> [Problem details] The word "Wellauer" occurs in some lines of the data. Return each such line.

++++++

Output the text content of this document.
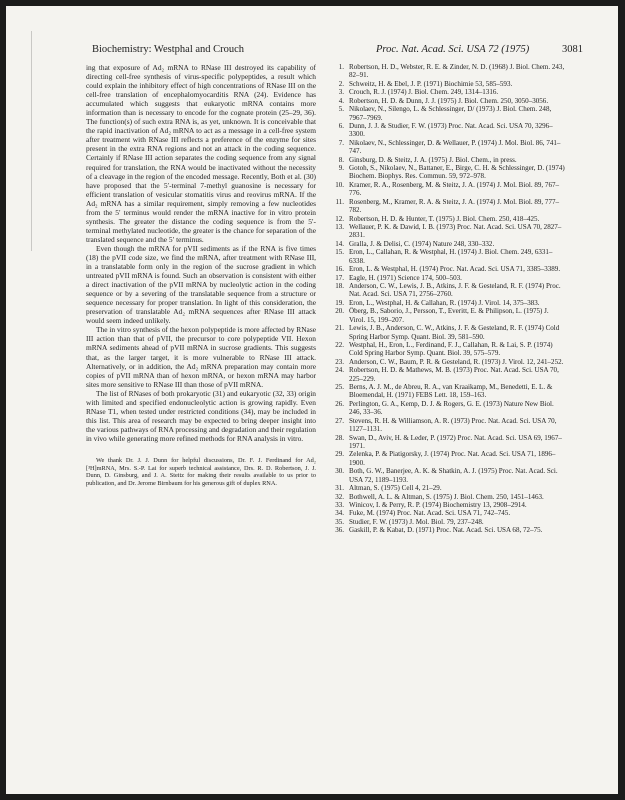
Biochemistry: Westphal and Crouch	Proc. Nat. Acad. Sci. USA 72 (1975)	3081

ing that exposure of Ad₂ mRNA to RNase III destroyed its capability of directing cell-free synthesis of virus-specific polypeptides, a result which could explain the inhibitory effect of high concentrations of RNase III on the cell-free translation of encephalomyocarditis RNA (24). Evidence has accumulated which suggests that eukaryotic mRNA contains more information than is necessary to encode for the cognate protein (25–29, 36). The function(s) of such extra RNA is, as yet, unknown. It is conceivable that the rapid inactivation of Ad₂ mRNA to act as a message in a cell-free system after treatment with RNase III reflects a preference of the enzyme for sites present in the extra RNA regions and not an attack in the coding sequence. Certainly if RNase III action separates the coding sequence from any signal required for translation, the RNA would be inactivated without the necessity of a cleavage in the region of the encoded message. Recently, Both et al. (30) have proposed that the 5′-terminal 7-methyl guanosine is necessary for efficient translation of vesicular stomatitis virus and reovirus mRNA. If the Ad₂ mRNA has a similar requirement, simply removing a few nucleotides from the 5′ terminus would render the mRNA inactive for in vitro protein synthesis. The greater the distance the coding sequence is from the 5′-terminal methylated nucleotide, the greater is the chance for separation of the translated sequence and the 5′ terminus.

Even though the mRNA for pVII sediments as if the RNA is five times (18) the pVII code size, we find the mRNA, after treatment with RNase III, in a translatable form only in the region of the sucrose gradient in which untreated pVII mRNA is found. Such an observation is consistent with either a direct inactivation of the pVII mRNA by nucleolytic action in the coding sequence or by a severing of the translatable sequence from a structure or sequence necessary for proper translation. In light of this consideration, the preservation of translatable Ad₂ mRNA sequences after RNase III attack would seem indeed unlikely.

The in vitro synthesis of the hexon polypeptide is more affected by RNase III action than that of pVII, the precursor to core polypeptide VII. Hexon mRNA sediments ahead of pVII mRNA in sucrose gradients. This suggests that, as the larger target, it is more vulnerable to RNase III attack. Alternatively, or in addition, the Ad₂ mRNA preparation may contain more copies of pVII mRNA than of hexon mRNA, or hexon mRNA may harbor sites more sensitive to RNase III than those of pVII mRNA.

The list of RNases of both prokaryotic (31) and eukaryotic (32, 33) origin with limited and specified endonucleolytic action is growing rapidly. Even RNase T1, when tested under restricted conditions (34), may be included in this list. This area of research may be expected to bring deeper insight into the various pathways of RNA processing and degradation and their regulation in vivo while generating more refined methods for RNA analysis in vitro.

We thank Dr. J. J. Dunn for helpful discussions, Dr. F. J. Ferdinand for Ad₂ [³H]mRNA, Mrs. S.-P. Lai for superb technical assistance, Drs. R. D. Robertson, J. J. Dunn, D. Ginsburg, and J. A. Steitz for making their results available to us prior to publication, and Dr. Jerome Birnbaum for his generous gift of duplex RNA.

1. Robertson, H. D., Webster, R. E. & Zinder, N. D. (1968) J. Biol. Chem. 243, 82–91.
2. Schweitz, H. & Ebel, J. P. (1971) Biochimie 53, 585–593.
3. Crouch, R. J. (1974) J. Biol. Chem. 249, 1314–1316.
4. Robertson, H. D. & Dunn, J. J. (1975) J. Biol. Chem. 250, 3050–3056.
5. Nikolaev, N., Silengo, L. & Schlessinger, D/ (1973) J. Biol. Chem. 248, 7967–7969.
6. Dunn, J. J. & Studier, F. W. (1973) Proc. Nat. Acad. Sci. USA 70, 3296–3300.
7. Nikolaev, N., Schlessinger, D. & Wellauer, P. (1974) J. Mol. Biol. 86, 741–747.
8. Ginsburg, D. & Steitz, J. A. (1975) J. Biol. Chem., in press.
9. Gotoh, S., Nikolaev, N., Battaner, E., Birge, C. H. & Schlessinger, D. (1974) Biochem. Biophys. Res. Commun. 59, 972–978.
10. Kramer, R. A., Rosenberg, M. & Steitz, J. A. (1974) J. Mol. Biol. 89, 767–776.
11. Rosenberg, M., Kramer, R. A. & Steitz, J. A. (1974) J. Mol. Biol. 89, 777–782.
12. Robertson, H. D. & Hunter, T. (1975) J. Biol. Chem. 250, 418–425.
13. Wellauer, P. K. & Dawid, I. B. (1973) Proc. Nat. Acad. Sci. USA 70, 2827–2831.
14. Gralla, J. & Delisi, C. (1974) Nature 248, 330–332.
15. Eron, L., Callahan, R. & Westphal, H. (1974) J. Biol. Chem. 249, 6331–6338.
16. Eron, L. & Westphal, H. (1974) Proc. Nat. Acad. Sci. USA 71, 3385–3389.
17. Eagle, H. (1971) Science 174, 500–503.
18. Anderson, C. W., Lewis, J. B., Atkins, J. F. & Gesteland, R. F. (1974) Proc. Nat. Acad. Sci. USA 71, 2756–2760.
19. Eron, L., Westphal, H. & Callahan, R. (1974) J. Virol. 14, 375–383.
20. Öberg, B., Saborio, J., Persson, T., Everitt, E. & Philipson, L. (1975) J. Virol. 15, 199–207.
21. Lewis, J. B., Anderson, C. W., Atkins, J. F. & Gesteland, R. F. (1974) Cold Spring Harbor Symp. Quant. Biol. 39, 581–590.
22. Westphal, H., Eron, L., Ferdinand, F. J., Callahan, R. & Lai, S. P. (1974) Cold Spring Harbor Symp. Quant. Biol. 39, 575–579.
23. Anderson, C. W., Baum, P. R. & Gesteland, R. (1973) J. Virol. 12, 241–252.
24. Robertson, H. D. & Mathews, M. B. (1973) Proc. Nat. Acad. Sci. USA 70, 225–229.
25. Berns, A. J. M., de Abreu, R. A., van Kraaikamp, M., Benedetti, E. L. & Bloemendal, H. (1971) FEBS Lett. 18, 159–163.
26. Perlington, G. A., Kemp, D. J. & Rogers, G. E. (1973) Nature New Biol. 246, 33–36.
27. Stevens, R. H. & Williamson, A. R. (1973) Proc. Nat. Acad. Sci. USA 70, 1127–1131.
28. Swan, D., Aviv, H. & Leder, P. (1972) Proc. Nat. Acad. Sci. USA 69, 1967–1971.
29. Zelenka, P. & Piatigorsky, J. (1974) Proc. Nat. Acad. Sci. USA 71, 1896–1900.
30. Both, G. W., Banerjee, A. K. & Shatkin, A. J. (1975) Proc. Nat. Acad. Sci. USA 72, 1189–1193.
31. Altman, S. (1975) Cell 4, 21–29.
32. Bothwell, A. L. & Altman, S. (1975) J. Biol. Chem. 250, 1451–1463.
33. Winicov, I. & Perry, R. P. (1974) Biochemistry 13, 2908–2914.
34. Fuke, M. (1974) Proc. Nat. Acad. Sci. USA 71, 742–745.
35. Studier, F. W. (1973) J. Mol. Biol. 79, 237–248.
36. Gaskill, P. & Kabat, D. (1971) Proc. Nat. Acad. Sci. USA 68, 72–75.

++++++

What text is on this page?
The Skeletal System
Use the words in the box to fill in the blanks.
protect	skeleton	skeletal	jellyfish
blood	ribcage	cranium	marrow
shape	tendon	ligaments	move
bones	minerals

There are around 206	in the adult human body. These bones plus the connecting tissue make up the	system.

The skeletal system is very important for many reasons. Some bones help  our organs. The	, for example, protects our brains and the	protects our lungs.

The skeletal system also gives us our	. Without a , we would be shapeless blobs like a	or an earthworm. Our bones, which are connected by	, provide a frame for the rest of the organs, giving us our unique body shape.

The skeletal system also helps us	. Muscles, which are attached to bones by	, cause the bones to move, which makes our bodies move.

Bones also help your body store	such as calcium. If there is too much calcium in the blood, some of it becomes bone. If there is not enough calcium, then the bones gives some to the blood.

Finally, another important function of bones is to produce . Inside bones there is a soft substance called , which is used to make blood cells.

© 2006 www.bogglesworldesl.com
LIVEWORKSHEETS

++++++

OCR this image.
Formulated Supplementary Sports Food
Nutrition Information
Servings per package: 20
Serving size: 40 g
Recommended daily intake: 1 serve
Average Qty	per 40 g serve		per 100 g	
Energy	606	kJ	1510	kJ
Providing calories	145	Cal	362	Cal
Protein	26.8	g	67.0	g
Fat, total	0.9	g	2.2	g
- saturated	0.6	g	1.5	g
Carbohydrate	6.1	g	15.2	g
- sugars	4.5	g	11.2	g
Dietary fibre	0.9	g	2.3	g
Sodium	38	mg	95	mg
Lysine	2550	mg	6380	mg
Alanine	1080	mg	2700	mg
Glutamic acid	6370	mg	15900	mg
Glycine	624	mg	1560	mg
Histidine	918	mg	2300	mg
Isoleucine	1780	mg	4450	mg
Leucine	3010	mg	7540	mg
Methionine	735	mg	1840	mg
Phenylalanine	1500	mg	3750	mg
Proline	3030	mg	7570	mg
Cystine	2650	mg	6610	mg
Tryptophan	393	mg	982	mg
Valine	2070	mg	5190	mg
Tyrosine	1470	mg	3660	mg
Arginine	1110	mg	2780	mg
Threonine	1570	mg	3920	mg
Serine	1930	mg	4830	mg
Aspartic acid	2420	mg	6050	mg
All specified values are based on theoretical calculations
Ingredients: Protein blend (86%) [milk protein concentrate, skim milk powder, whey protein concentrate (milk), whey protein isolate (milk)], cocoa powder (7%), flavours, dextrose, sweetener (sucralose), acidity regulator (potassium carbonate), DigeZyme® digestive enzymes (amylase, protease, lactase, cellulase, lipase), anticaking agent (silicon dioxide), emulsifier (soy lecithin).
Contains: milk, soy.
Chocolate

++++++

> [Answer for the task]
7. Nikolaev, N., Schlessinger, D. & Wellauer, P. (1974) J. Mol. Biol. 86, 741–747.
13. Wellauer, P. K. & Dawid, I. B. (1973) Proc. Nat. Acad. Sci. USA 70, 2827–2831.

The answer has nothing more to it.